- _Prompt_:
Pick out every line in the data below that holds "cart".

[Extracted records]
^^^^

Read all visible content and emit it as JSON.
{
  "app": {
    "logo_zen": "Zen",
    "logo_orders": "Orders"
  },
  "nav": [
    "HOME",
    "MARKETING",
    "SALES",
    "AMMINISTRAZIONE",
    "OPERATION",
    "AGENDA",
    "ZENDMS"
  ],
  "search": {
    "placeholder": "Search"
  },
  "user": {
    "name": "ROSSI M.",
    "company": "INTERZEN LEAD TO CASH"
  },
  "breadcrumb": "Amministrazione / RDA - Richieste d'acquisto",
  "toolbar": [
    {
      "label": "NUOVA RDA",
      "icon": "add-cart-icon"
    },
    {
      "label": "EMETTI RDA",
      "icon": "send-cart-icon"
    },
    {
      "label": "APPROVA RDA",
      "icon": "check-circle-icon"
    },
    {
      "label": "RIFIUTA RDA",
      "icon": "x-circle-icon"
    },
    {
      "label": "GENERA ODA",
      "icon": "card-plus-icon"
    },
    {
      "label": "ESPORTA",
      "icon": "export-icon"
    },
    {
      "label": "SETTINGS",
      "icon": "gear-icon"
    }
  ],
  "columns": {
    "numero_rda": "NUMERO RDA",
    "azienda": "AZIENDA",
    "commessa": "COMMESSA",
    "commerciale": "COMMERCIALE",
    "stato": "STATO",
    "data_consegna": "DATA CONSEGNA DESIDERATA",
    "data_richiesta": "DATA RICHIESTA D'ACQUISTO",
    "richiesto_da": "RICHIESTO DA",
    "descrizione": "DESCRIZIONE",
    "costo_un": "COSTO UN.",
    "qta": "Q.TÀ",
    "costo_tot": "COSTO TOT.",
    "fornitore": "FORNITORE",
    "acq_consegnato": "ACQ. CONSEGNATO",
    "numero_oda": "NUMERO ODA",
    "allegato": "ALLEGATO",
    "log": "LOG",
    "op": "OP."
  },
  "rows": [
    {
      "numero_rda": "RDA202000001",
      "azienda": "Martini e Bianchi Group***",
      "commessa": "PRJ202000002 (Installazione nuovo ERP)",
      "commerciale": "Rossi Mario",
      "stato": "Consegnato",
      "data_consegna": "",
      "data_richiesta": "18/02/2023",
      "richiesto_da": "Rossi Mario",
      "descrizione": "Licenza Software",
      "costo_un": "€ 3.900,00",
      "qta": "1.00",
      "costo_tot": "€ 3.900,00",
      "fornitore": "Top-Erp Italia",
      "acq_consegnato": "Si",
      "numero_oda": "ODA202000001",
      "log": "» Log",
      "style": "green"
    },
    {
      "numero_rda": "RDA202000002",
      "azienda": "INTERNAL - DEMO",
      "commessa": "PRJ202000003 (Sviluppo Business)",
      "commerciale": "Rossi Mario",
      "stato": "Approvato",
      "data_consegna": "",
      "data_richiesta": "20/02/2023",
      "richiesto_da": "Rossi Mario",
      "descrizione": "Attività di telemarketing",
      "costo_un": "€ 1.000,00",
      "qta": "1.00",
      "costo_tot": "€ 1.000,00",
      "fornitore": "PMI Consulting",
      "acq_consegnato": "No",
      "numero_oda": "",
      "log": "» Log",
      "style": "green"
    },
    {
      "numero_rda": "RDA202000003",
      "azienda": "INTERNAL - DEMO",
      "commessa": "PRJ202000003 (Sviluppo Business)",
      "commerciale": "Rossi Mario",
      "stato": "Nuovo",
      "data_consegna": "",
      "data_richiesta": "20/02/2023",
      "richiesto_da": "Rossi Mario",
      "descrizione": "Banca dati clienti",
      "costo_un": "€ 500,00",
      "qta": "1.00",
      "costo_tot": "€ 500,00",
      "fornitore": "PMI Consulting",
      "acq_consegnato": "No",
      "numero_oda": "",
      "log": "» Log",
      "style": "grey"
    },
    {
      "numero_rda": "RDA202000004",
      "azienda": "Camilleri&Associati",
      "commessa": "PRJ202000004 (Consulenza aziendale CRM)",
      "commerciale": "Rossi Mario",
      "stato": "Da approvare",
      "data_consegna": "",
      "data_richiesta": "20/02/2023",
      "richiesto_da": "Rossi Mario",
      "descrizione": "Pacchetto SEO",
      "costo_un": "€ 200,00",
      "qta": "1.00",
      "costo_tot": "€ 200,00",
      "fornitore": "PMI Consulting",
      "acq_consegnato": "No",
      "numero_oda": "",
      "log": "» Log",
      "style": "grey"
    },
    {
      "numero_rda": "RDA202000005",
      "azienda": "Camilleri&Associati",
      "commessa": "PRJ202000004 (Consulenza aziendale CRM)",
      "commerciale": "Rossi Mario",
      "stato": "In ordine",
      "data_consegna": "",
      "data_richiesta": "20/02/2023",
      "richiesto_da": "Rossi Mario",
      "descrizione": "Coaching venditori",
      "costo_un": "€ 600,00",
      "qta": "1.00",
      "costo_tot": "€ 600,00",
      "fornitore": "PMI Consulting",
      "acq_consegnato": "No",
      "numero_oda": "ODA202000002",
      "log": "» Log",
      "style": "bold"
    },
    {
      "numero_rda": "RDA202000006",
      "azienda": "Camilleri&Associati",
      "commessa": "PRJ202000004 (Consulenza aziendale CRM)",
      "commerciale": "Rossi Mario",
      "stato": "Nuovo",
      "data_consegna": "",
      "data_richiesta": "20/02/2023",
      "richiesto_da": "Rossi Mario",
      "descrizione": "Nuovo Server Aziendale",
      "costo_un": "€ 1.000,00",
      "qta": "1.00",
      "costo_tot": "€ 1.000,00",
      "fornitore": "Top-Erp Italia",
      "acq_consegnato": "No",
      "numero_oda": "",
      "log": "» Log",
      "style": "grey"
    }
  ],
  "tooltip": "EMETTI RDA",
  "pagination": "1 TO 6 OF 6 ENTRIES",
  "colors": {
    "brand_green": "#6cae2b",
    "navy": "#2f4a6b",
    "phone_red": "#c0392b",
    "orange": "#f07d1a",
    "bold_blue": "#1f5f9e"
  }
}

^^^^

- _Solved problem_:
      "icon": "add-cart-icon"
      "icon": "send-cart-icon"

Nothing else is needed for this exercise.